*Your goal*. Print every entry word for word, but omit the pictures.

*Dataset records*.
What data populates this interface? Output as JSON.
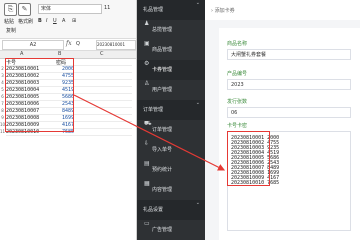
{
  "excel": {
    "ribbon": {
      "paste": "粘贴",
      "format_painter": "格式刷",
      "copy": "复制",
      "font_name": "宋体",
      "font_size": "11"
    },
    "name_box": "A2",
    "formula_value": "20230810001",
    "column_headers": [
      "A",
      "B",
      "C"
    ],
    "header_row": {
      "a": "卡号",
      "b": "密码"
    },
    "rows": [
      {
        "row": "2",
        "card": "20230810001",
        "pwd": "2000"
      },
      {
        "row": "3",
        "card": "20230810002",
        "pwd": "4755"
      },
      {
        "row": "4",
        "card": "20230810003",
        "pwd": "9235"
      },
      {
        "row": "5",
        "card": "20230810004",
        "pwd": "4519"
      },
      {
        "row": "6",
        "card": "20230810005",
        "pwd": "5686"
      },
      {
        "row": "7",
        "card": "20230810006",
        "pwd": "2543"
      },
      {
        "row": "8",
        "card": "20230810007",
        "pwd": "8489"
      },
      {
        "row": "9",
        "card": "20230810008",
        "pwd": "1699"
      },
      {
        "row": "10",
        "card": "20230810009",
        "pwd": "4167"
      },
      {
        "row": "11",
        "card": "20230810010",
        "pwd": "7685"
      }
    ]
  },
  "sidebar": {
    "items": [
      {
        "key": "gift-manage",
        "label": "礼品管理",
        "icon": "chevron",
        "type": "group"
      },
      {
        "key": "gift-total",
        "label": "总揽管理",
        "icon": "user-icon",
        "type": "item"
      },
      {
        "key": "goods",
        "label": "商品管理",
        "icon": "bag-icon",
        "type": "item"
      },
      {
        "key": "card",
        "label": "卡券管理",
        "icon": "gear-icon",
        "type": "active"
      },
      {
        "key": "users",
        "label": "用户管理",
        "icon": "users-icon",
        "type": "item"
      },
      {
        "key": "orders",
        "label": "订单管理",
        "icon": "chevron",
        "type": "group"
      },
      {
        "key": "order-manage",
        "label": "订单管理",
        "icon": "cart-icon",
        "type": "item"
      },
      {
        "key": "import",
        "label": "导入单号",
        "icon": "import-icon",
        "type": "item"
      },
      {
        "key": "stats",
        "label": "预约统计",
        "icon": "chart-icon",
        "type": "item"
      },
      {
        "key": "content",
        "label": "内容管理",
        "icon": "grid-icon",
        "type": "item"
      },
      {
        "key": "gift-settings",
        "label": "礼品设置",
        "icon": "chevron",
        "type": "group"
      },
      {
        "key": "ads",
        "label": "广告管理",
        "icon": "screen-icon",
        "type": "item"
      }
    ]
  },
  "topbar": {
    "breadcrumb": "添加卡券"
  },
  "form": {
    "name_label": "商品名称",
    "name_value": "大闸蟹礼券套餐",
    "code_label": "产品编号",
    "code_value": "2023",
    "count_label": "发行张数",
    "count_value": "06",
    "cards_label": "卡号卡密",
    "cards": [
      "20230810001  2000",
      "20230810002  4755",
      "20230810003  9235",
      "20230810004  4519",
      "20230810005  5686",
      "20230810006  2543",
      "20230810007  8489",
      "20230810008  1699",
      "20230810009  4167",
      "20230810010  7685"
    ]
  },
  "colors": {
    "sidebar_bg": "#2e3134",
    "highlight": "#e53935",
    "label_green": "#3a8a3a"
  }
}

*Task answer*.
What data populates this interface? Output as JSON.
{
  "excel": {
    "ribbon": {
      "paste": "粘贴",
      "format_painter": "格式刷",
      "copy": "复制",
      "font_name": "宋体",
      "font_size": "11"
    },
    "name_box": "A2",
    "formula_value": "20230810001",
    "column_headers": [
      "A",
      "B",
      "C"
    ],
    "header_row": {
      "a": "卡号",
      "b": "密码"
    },
    "rows": [
      {
        "row": "2",
        "card": "20230810001",
        "pwd": "2000"
      },
      {
        "row": "3",
        "card": "20230810002",
        "pwd": "4755"
      },
      {
        "row": "4",
        "card": "20230810003",
        "pwd": "9235"
      },
      {
        "row": "5",
        "card": "20230810004",
        "pwd": "4519"
      },
      {
        "row": "6",
        "card": "20230810005",
        "pwd": "5686"
      },
      {
        "row": "7",
        "card": "20230810006",
        "pwd": "2543"
      },
      {
        "row": "8",
        "card": "20230810007",
        "pwd": "8489"
      },
      {
        "row": "9",
        "card": "20230810008",
        "pwd": "1699"
      },
      {
        "row": "10",
        "card": "20230810009",
        "pwd": "4167"
      },
      {
        "row": "11",
        "card": "20230810010",
        "pwd": "7685"
      }
    ]
  },
  "sidebar": {
    "items": [
      {
        "key": "gift-manage",
        "label": "礼品管理",
        "icon": "chevron",
        "type": "group"
      },
      {
        "key": "gift-total",
        "label": "总揽管理",
        "icon": "user-icon",
        "type": "item"
      },
      {
        "key": "goods",
        "label": "商品管理",
        "icon": "bag-icon",
        "type": "item"
      },
      {
        "key": "card",
        "label": "卡券管理",
        "icon": "gear-icon",
        "type": "active"
      },
      {
        "key": "users",
        "label": "用户管理",
        "icon": "users-icon",
        "type": "item"
      },
      {
        "key": "orders",
        "label": "订单管理",
        "icon": "chevron",
        "type": "group"
      },
      {
        "key": "order-manage",
        "label": "订单管理",
        "icon": "cart-icon",
        "type": "item"
      },
      {
        "key": "import",
        "label": "导入单号",
        "icon": "import-icon",
        "type": "item"
      },
      {
        "key": "stats",
        "label": "预约统计",
        "icon": "chart-icon",
        "type": "item"
      },
      {
        "key": "content",
        "label": "内容管理",
        "icon": "grid-icon",
        "type": "item"
      },
      {
        "key": "gift-settings",
        "label": "礼品设置",
        "icon": "chevron",
        "type": "group"
      },
      {
        "key": "ads",
        "label": "广告管理",
        "icon": "screen-icon",
        "type": "item"
      }
    ]
  },
  "topbar": {
    "breadcrumb": "添加卡券"
  },
  "form": {
    "name_label": "商品名称",
    "name_value": "大闸蟹礼券套餐",
    "code_label": "产品编号",
    "code_value": "2023",
    "count_label": "发行张数",
    "count_value": "06",
    "cards_label": "卡号卡密",
    "cards": [
      "20230810001  2000",
      "20230810002  4755",
      "20230810003  9235",
      "20230810004  4519",
      "20230810005  5686",
      "20230810006  2543",
      "20230810007  8489",
      "20230810008  1699",
      "20230810009  4167",
      "20230810010  7685"
    ]
  },
  "colors": {
    "sidebar_bg": "#2e3134",
    "highlight": "#e53935",
    "label_green": "#3a8a3a"
  }
}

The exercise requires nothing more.